Data records

• • • • •

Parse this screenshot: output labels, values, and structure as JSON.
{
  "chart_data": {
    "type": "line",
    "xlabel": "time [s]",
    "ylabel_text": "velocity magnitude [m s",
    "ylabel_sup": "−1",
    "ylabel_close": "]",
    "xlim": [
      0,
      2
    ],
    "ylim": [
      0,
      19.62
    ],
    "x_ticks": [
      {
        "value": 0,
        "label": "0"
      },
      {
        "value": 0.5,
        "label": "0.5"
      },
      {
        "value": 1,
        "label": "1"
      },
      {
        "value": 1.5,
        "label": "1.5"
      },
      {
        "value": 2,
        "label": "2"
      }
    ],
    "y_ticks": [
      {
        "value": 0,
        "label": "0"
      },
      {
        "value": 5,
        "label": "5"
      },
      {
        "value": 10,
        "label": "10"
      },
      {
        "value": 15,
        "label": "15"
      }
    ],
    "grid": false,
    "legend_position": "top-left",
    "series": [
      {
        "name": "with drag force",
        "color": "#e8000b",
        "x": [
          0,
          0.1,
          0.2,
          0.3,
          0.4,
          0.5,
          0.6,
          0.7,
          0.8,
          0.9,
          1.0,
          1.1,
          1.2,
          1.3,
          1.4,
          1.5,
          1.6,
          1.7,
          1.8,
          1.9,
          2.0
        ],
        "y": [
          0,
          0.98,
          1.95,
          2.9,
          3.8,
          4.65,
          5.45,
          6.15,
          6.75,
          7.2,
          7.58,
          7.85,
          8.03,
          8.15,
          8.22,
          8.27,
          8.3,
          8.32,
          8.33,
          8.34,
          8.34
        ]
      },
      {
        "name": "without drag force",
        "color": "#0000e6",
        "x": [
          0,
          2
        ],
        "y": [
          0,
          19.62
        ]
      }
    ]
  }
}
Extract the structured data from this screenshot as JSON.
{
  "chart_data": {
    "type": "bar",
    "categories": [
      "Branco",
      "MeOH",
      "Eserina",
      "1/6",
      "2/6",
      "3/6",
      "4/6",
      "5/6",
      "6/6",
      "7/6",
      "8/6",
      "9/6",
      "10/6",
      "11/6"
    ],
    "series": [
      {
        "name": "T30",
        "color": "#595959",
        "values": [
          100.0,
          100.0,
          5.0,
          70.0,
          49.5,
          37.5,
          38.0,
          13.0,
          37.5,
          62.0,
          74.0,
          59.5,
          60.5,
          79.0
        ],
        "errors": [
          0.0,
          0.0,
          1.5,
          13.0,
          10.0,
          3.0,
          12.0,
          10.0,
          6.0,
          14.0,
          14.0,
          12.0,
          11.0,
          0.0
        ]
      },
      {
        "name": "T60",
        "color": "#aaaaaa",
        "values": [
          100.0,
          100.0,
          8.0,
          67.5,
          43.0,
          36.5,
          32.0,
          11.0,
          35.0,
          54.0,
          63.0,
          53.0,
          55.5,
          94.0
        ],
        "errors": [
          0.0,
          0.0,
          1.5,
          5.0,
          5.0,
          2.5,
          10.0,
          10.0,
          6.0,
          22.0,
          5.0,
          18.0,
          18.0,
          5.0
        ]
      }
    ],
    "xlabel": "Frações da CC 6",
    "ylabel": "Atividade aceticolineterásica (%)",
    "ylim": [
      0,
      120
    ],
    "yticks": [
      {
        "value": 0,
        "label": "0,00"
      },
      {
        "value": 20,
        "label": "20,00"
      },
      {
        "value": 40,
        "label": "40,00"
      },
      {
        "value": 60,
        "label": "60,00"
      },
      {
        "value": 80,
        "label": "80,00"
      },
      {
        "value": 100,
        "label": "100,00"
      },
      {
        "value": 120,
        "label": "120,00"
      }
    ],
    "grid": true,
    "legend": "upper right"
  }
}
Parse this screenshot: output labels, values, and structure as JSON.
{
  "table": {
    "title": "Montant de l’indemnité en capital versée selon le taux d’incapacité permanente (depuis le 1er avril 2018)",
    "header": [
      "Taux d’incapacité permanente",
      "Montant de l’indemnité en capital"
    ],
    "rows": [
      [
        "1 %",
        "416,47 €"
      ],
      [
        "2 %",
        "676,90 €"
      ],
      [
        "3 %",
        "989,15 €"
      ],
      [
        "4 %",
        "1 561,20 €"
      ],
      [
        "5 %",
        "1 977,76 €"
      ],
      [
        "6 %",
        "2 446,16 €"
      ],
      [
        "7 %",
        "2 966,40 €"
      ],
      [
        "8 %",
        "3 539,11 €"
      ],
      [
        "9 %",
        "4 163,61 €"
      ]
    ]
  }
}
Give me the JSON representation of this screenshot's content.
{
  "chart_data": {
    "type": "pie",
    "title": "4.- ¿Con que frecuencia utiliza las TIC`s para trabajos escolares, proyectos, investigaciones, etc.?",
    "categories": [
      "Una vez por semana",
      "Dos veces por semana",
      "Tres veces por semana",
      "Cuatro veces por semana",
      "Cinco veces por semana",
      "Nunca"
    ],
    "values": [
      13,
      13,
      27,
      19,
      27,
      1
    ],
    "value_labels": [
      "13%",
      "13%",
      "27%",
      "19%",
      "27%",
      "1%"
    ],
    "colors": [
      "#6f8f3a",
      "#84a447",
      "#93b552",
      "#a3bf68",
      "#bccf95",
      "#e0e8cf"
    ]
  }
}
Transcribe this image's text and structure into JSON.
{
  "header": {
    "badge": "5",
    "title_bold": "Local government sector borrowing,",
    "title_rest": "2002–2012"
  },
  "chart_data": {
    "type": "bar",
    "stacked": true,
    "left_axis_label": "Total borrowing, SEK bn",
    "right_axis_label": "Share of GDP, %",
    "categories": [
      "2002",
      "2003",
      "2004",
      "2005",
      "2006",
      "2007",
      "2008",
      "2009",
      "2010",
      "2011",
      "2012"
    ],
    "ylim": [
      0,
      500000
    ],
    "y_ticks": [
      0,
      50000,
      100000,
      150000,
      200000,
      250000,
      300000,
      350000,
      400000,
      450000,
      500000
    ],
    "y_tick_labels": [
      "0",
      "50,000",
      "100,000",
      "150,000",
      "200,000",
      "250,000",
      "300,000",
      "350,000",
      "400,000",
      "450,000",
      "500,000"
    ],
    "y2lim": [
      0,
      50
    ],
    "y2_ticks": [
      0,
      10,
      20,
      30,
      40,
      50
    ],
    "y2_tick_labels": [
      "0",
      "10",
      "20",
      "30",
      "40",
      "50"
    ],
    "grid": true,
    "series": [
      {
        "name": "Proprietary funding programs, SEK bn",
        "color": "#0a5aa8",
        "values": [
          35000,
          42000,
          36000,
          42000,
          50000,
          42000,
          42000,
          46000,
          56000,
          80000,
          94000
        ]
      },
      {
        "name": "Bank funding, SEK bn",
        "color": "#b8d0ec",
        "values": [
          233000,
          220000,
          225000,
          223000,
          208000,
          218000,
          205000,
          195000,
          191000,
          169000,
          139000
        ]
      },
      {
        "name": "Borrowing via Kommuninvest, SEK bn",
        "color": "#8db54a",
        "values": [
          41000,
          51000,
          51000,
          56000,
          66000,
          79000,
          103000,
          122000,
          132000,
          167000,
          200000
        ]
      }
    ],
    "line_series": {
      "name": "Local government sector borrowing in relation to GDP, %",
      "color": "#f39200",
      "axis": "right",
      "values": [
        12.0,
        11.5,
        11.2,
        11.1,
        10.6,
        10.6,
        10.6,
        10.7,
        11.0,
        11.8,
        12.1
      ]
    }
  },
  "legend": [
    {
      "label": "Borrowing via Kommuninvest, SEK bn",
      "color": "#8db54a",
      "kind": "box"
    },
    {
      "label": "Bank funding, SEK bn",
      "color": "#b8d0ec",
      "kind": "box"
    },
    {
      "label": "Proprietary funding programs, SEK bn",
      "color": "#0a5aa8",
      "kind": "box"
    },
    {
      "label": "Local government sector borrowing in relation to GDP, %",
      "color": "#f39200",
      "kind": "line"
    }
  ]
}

• • • • •

** Aim of the task **
Search the lines for "JSON". Copy each line that has it.

** Answer to the exercise **
Parse this screenshot: output labels, values, and structure as JSON.
Extract the structured data from this screenshot as JSON.
Parse this screenshot: output labels, values, and structure as JSON.
Give me the JSON representation of this screenshot's content.
Transcribe this image's text and structure into JSON.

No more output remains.